-- WRITTEN INSTRUCTION --
Filter these entries, keeping only lines that hold the word "title".
##### INPUT RECORDS
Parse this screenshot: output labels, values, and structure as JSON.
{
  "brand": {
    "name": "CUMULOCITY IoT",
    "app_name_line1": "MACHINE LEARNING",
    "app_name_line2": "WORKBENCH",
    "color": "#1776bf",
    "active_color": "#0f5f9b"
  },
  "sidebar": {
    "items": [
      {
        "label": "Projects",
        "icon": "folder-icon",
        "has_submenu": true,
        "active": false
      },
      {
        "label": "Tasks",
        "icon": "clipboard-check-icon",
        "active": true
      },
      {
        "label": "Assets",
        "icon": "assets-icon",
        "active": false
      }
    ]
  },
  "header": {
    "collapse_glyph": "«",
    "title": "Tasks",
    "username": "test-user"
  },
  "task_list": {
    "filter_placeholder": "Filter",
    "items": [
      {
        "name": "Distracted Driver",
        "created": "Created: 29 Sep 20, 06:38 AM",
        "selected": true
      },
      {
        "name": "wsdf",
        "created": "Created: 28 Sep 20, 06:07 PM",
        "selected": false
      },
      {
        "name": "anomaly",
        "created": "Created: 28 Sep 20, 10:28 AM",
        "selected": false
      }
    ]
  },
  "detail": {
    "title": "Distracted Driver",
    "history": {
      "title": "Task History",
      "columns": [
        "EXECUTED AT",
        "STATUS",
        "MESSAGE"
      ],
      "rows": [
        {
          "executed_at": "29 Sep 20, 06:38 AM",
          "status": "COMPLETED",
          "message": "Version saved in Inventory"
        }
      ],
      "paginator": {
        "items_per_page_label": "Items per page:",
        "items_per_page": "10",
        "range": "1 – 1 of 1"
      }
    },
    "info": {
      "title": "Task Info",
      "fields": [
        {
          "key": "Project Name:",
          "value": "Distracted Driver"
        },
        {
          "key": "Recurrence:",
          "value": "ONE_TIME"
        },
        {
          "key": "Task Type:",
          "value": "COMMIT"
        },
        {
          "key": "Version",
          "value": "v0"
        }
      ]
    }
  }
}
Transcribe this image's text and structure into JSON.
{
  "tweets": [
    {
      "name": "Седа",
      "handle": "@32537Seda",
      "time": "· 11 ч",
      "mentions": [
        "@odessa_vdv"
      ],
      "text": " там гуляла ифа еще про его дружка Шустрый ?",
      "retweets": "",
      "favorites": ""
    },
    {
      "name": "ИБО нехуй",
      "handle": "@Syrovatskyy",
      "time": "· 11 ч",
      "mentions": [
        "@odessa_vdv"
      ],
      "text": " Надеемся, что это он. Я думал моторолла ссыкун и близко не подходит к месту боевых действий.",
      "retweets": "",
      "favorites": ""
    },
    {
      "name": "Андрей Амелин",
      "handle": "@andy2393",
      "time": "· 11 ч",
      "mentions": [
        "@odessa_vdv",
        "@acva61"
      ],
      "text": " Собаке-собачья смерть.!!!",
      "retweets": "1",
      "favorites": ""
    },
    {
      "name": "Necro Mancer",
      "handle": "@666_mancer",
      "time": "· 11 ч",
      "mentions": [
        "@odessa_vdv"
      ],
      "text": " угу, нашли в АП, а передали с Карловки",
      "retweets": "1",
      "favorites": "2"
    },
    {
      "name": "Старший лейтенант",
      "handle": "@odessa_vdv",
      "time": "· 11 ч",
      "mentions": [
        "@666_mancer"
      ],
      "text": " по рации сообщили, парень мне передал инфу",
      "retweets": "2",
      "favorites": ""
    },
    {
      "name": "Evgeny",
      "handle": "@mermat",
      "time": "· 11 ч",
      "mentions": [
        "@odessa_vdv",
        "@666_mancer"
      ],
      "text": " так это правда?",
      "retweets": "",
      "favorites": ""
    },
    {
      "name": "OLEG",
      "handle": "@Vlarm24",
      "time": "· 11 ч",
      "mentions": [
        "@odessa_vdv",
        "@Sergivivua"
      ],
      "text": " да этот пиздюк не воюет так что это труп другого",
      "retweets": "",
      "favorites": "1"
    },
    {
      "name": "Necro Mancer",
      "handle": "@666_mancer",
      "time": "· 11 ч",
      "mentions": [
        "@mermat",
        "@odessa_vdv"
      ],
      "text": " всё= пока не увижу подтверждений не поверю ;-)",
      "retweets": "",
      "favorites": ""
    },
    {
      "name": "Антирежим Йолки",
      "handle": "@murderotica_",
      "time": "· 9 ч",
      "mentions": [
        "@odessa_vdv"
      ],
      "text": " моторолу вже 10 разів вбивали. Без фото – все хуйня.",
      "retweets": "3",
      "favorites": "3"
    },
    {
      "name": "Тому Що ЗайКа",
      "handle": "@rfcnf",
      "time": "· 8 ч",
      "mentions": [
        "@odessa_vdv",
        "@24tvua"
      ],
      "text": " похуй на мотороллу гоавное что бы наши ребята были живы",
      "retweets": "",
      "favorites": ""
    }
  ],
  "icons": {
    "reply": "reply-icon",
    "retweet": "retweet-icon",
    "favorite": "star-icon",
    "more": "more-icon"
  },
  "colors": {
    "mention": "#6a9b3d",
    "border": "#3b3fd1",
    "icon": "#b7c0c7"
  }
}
##########
-- OUTPUT FOR THIS TASK --
    "title": "Tasks",
    "title": "Distracted Driver",
      "title": "Task History",
      "title": "Task Info",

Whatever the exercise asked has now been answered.